__WHAT THE TASK REQUIRES__: Copy the rows from the one containing "y-tick-label: 1,8703 — [1489, 619, 1526, 633]" through the one containing "candle-body — [833, 585, 840, 696]", swapping every "candle-body" for "candlestick-body" and changing nothing else.

####

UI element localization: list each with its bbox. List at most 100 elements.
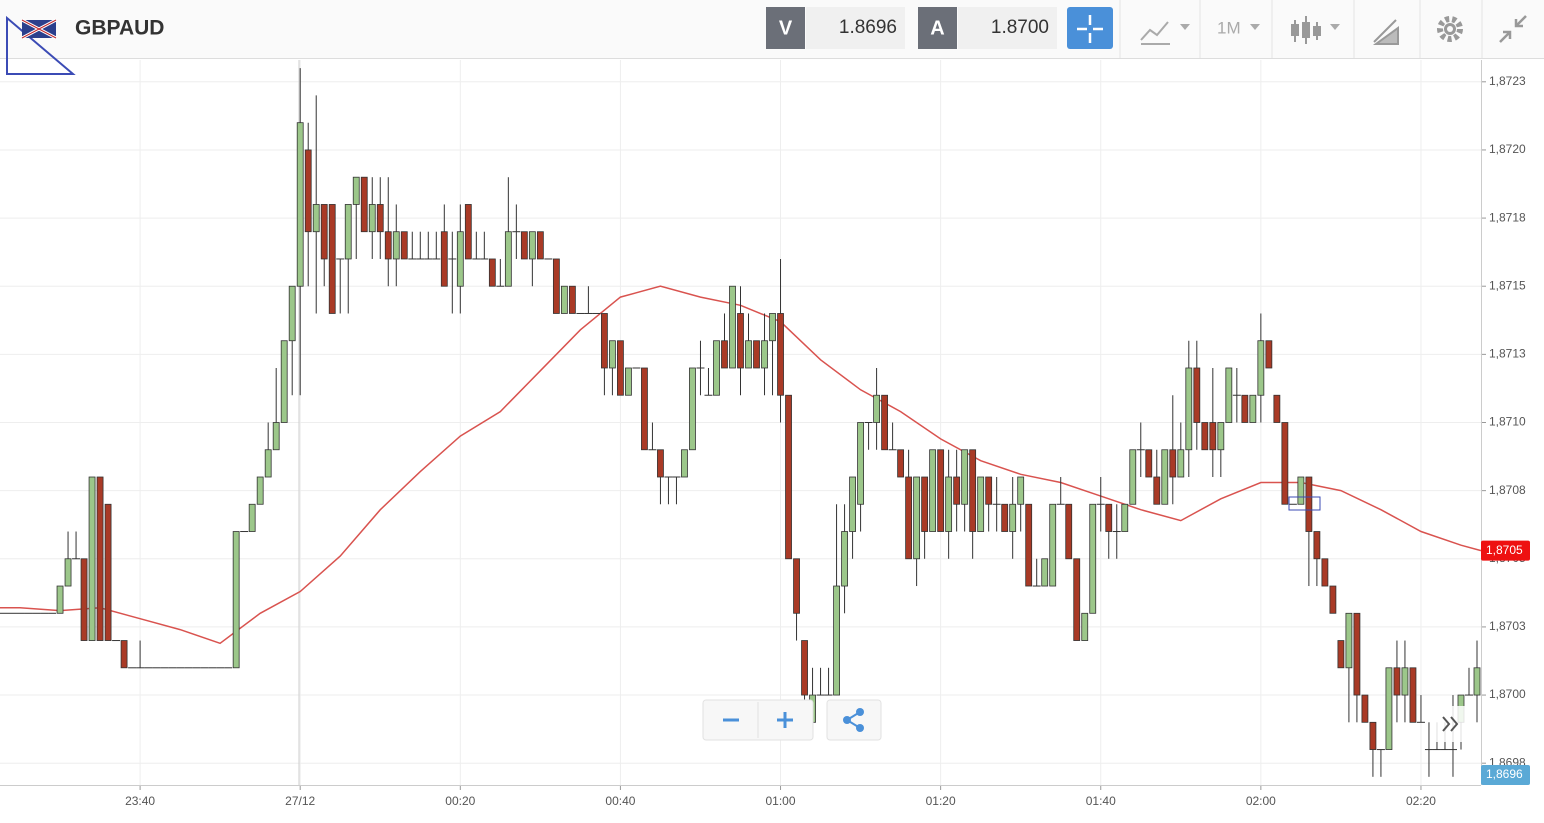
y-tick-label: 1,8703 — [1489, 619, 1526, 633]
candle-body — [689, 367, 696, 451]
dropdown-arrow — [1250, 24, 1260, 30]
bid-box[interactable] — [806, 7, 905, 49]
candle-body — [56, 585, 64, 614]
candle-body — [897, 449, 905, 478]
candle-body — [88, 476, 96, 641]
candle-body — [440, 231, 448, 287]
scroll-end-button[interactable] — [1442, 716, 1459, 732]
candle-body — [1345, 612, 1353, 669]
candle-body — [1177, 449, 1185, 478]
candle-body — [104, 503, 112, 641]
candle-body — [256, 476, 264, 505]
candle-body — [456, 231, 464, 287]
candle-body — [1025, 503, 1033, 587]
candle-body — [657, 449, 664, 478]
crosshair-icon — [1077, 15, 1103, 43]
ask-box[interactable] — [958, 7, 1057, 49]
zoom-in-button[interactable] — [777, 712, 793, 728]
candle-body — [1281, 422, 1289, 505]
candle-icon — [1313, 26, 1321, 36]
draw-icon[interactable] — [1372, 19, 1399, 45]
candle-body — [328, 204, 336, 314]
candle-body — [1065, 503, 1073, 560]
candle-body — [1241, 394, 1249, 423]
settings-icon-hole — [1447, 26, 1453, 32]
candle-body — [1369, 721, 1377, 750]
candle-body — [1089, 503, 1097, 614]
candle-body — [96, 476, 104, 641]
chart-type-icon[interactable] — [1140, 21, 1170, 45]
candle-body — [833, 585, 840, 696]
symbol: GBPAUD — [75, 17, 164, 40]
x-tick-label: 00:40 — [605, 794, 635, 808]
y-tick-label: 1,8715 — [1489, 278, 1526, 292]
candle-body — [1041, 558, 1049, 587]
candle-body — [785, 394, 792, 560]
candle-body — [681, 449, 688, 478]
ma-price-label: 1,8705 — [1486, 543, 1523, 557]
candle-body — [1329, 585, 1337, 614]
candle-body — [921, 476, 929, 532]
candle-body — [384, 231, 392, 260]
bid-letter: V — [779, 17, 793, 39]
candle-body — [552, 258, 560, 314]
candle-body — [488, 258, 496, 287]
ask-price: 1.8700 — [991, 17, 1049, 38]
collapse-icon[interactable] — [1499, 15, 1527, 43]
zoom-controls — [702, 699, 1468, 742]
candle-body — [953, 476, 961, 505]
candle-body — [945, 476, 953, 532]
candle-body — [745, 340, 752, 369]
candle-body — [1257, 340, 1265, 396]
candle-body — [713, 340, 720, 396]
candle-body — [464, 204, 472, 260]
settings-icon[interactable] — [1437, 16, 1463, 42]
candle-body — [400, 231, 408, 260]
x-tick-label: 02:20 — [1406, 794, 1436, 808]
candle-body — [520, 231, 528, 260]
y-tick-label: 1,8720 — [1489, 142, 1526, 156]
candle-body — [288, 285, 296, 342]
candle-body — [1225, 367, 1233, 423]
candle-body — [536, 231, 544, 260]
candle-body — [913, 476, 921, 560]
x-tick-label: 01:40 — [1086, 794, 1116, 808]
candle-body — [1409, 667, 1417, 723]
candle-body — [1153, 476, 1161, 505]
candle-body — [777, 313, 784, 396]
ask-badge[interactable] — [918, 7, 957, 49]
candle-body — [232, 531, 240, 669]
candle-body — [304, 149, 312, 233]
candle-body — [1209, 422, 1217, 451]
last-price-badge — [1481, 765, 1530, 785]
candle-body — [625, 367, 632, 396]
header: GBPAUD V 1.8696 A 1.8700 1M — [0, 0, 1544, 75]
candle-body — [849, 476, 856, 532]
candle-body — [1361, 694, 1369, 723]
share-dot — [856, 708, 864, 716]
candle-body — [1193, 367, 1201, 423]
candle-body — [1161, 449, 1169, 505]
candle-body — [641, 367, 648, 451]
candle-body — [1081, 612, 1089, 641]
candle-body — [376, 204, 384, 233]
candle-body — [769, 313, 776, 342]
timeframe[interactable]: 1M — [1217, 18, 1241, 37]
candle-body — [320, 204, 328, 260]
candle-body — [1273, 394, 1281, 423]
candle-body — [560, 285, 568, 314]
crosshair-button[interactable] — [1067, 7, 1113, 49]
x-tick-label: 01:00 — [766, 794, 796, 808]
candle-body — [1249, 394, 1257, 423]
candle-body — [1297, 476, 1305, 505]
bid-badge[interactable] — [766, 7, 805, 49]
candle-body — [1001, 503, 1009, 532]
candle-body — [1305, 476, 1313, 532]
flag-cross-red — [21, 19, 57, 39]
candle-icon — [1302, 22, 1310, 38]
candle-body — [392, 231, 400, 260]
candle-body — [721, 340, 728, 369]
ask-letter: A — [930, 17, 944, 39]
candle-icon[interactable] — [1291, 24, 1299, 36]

####

__TASK RESULT__:
y-tick-label: 1,8703 — [1489, 619, 1526, 633]
candlestick-body — [689, 367, 696, 451]
dropdown-arrow — [1250, 24, 1260, 30]
bid-box[interactable] — [806, 7, 905, 49]
candlestick-body — [56, 585, 64, 614]
candlestick-body — [897, 449, 905, 478]
candlestick-body — [88, 476, 96, 641]
candlestick-body — [440, 231, 448, 287]
scroll-end-button[interactable] — [1442, 716, 1459, 732]
candlestick-body — [1345, 612, 1353, 669]
candlestick-body — [1177, 449, 1185, 478]
candlestick-body — [104, 503, 112, 641]
candlestick-body — [256, 476, 264, 505]
candlestick-body — [456, 231, 464, 287]
candlestick-body — [1025, 503, 1033, 587]
candlestick-body — [657, 449, 664, 478]
crosshair-icon — [1077, 15, 1103, 43]
ask-box[interactable] — [958, 7, 1057, 49]
zoom-in-button[interactable] — [777, 712, 793, 728]
candlestick-body — [1281, 422, 1289, 505]
candle-icon — [1313, 26, 1321, 36]
draw-icon[interactable] — [1372, 19, 1399, 45]
candlestick-body — [328, 204, 336, 314]
candlestick-body — [1065, 503, 1073, 560]
candlestick-body — [1241, 394, 1249, 423]
settings-icon-hole — [1447, 26, 1453, 32]
candlestick-body — [1369, 721, 1377, 750]
candlestick-body — [1089, 503, 1097, 614]
candlestick-body — [96, 476, 104, 641]
chart-type-icon[interactable] — [1140, 21, 1170, 45]
candlestick-body — [833, 585, 840, 696]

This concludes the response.